Given records:

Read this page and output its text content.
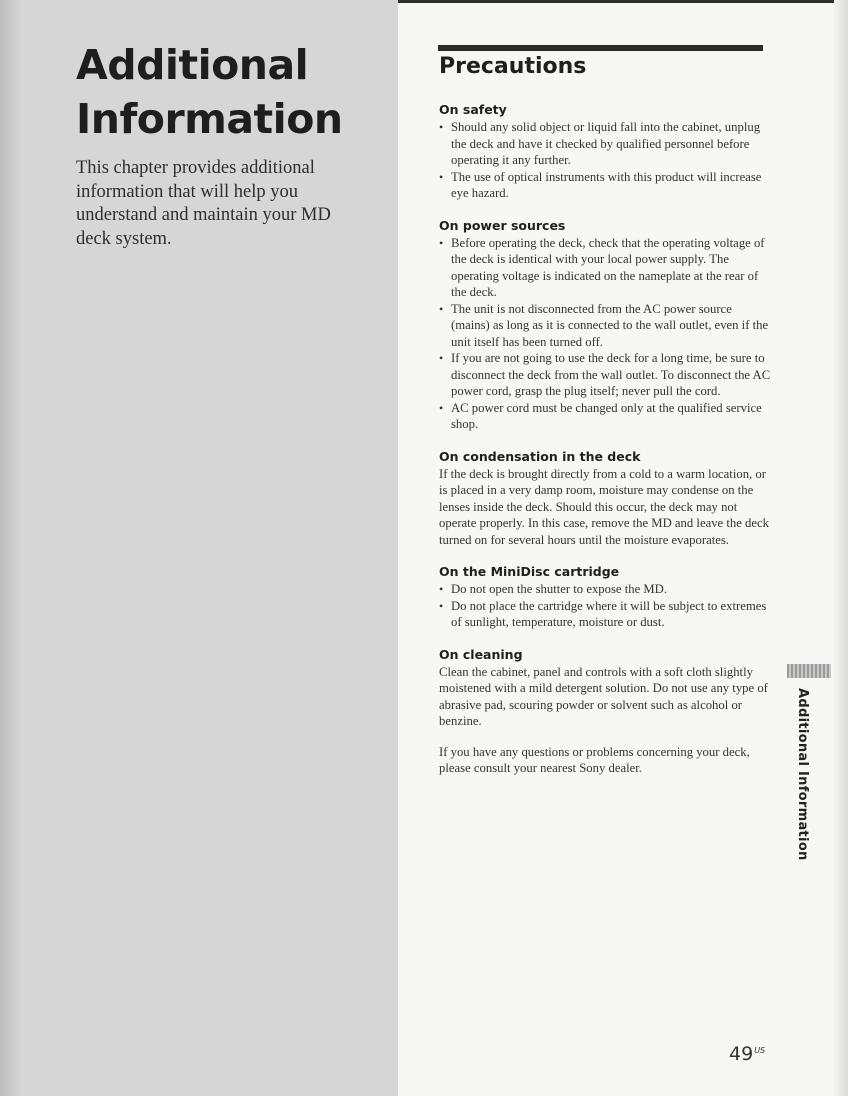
Additional
Information

This chapter provides additional information that will help you understand and maintain your MD deck system.

Precautions
On safety
• Should any solid object or liquid fall into the cabinet, unplug the deck and have it checked by qualified personnel before operating it any further.
• The use of optical instruments with this product will increase eye hazard.
On power sources
• Before operating the deck, check that the operating voltage of the deck is identical with your local power supply. The operating voltage is indicated on the nameplate at the rear of the deck.
• The unit is not disconnected from the AC power source (mains) as long as it is connected to the wall outlet, even if the unit itself has been turned off.
• If you are not going to use the deck for a long time, be sure to disconnect the deck from the wall outlet. To disconnect the AC power cord, grasp the plug itself; never pull the cord.
• AC power cord must be changed only at the qualified service shop.
On condensation in the deck

If the deck is brought directly from a cold to a warm location, or is placed in a very damp room, moisture may condense on the lenses inside the deck. Should this occur, the deck may not operate properly. In this case, remove the MD and leave the deck turned on for several hours until the moisture evaporates.

On the MiniDisc cartridge
• Do not open the shutter to expose the MD.
• Do not place the cartridge where it will be subject to extremes of sunlight, temperature, moisture or dust.
On cleaning

Clean the cabinet, panel and controls with a soft cloth slightly moistened with a mild detergent solution. Do not use any type of abrasive pad, scouring powder or solvent such as alcohol or benzine.

If you have any questions or problems concerning your deck, please consult your nearest Sony dealer.	Additional Information
$49^{US}$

The problem: Reproduce the data above in full, exactly as it is, with the pictures left out.

Response for this exercise:
Read this page and output its text content.
Additional
Information

This chapter provides additional information that will help you understand and maintain your MD deck system.

Precautions
On safety
• Should any solid object or liquid fall into the cabinet, unplug the deck and have it checked by qualified personnel before operating it any further.
• The use of optical instruments with this product will increase eye hazard.
On power sources
• Before operating the deck, check that the operating voltage of the deck is identical with your local power supply. The operating voltage is indicated on the nameplate at the rear of the deck.
• The unit is not disconnected from the AC power source (mains) as long as it is connected to the wall outlet, even if the unit itself has been turned off.
• If you are not going to use the deck for a long time, be sure to disconnect the deck from the wall outlet. To disconnect the AC power cord, grasp the plug itself; never pull the cord.
• AC power cord must be changed only at the qualified service shop.
On condensation in the deck

If the deck is brought directly from a cold to a warm location, or is placed in a very damp room, moisture may condense on the lenses inside the deck. Should this occur, the deck may not operate properly. In this case, remove the MD and leave the deck turned on for several hours until the moisture evaporates.

On the MiniDisc cartridge
• Do not open the shutter to expose the MD.
• Do not place the cartridge where it will be subject to extremes of sunlight, temperature, moisture or dust.
On cleaning

Clean the cabinet, panel and controls with a soft cloth slightly moistened with a mild detergent solution. Do not use any type of abrasive pad, scouring powder or solvent such as alcohol or benzine.

If you have any questions or problems concerning your deck, please consult your nearest Sony dealer.	Additional Information
$49^{US}$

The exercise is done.